Brief: Copy all lines of the listing that include the string "background".

━━━━━ Material for this exercise ━━━━━

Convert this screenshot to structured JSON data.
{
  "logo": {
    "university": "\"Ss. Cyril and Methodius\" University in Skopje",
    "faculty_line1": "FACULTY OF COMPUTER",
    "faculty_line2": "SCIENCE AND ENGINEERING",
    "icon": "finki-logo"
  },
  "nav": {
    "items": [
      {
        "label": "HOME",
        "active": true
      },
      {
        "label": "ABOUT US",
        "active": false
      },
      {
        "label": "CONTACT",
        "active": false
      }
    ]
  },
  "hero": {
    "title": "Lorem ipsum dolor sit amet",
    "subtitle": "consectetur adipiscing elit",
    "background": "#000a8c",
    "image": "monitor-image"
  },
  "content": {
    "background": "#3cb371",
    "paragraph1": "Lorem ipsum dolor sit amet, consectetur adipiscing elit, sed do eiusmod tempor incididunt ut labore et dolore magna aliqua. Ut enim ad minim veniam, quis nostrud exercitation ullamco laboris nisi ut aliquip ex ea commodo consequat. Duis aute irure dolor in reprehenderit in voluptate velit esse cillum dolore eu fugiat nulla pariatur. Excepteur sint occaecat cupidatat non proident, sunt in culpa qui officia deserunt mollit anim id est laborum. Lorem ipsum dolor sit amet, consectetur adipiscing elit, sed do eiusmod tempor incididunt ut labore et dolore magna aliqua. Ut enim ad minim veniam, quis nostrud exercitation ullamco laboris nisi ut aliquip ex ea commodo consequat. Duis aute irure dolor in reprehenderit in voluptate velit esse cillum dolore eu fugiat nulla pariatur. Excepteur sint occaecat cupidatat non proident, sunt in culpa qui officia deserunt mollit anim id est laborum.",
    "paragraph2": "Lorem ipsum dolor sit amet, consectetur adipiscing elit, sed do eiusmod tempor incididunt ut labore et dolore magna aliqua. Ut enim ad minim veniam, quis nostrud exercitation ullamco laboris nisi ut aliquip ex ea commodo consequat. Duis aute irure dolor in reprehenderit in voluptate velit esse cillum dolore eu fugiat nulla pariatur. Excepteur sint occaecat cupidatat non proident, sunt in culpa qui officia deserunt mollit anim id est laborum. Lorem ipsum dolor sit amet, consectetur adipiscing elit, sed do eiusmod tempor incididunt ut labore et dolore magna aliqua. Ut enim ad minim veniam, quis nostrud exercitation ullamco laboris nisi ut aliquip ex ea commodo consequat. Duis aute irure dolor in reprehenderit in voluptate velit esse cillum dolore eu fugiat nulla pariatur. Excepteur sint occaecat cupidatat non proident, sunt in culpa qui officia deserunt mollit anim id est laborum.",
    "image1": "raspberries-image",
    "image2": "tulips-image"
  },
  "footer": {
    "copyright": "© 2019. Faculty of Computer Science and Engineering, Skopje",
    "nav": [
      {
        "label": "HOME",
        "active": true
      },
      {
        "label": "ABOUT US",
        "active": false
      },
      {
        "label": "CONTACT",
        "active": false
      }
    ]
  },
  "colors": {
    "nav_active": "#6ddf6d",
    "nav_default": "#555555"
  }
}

━━━━━

Correct response:
    "background": "#000a8c",
    "background": "#3cb371",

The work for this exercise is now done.